┌──
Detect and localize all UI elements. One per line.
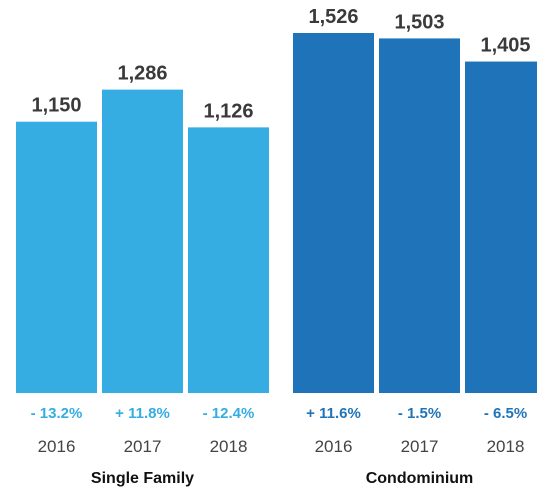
└──
┌──
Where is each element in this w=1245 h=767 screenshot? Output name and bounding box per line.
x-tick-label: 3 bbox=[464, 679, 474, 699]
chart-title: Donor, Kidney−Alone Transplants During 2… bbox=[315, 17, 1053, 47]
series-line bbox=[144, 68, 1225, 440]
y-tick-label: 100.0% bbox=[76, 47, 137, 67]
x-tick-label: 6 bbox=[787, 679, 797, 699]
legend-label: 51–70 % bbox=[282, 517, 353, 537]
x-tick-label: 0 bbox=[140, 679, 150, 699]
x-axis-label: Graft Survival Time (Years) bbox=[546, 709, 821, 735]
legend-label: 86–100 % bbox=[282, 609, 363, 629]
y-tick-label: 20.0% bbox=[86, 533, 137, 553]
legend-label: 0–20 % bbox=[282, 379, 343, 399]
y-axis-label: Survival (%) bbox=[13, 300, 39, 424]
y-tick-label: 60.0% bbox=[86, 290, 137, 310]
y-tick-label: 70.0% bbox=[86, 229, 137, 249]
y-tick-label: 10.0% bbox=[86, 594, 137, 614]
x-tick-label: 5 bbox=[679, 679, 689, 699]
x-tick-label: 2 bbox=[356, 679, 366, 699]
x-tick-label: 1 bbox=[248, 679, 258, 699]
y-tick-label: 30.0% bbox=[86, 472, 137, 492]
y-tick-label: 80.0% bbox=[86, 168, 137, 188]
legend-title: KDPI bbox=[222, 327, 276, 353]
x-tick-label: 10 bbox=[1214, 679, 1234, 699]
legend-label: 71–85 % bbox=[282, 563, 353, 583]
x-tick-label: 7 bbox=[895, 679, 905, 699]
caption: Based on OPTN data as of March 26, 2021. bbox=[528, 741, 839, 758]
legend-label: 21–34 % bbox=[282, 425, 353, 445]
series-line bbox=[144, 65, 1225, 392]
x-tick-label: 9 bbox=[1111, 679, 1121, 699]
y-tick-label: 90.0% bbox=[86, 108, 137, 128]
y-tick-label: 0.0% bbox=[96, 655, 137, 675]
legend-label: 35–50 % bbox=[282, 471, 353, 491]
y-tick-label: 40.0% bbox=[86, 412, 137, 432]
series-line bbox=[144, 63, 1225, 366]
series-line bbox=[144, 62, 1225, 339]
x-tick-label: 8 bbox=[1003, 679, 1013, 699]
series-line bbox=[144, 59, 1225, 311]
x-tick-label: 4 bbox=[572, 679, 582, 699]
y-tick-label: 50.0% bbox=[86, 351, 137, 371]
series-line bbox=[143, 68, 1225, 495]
└──
■ **CHALLENGE**
Reproduce verbatim the stretch of material above, from the line containing "Where is each" through the line containing "series-line bbox=[143, 68, 1225, 495]". Include both end lines.

■ **TASK RESPONSE**
Where is each element in this w=1245 h=767 screenshot? Output name and bounding box per line.
x-tick-label: 3 bbox=[464, 679, 474, 699]
chart-title: Donor, Kidney−Alone Transplants During 2… bbox=[315, 17, 1053, 47]
series-line bbox=[144, 68, 1225, 440]
y-tick-label: 100.0% bbox=[76, 47, 137, 67]
x-tick-label: 6 bbox=[787, 679, 797, 699]
legend-label: 51–70 % bbox=[282, 517, 353, 537]
x-tick-label: 0 bbox=[140, 679, 150, 699]
x-axis-label: Graft Survival Time (Years) bbox=[546, 709, 821, 735]
legend-label: 86–100 % bbox=[282, 609, 363, 629]
y-tick-label: 20.0% bbox=[86, 533, 137, 553]
legend-label: 0–20 % bbox=[282, 379, 343, 399]
y-axis-label: Survival (%) bbox=[13, 300, 39, 424]
y-tick-label: 60.0% bbox=[86, 290, 137, 310]
y-tick-label: 70.0% bbox=[86, 229, 137, 249]
y-tick-label: 10.0% bbox=[86, 594, 137, 614]
x-tick-label: 5 bbox=[679, 679, 689, 699]
x-tick-label: 2 bbox=[356, 679, 366, 699]
x-tick-label: 1 bbox=[248, 679, 258, 699]
y-tick-label: 30.0% bbox=[86, 472, 137, 492]
y-tick-label: 80.0% bbox=[86, 168, 137, 188]
legend-title: KDPI bbox=[222, 327, 276, 353]
x-tick-label: 10 bbox=[1214, 679, 1234, 699]
legend-label: 71–85 % bbox=[282, 563, 353, 583]
x-tick-label: 7 bbox=[895, 679, 905, 699]
caption: Based on OPTN data as of March 26, 2021. bbox=[528, 741, 839, 758]
legend-label: 21–34 % bbox=[282, 425, 353, 445]
series-line bbox=[144, 65, 1225, 392]
x-tick-label: 9 bbox=[1111, 679, 1121, 699]
y-tick-label: 90.0% bbox=[86, 108, 137, 128]
y-tick-label: 0.0% bbox=[96, 655, 137, 675]
legend-label: 35–50 % bbox=[282, 471, 353, 491]
y-tick-label: 40.0% bbox=[86, 412, 137, 432]
series-line bbox=[144, 63, 1225, 366]
series-line bbox=[144, 62, 1225, 339]
x-tick-label: 8 bbox=[1003, 679, 1013, 699]
series-line bbox=[144, 59, 1225, 311]
x-tick-label: 4 bbox=[572, 679, 582, 699]
y-tick-label: 50.0% bbox=[86, 351, 137, 371]
series-line bbox=[143, 68, 1225, 495]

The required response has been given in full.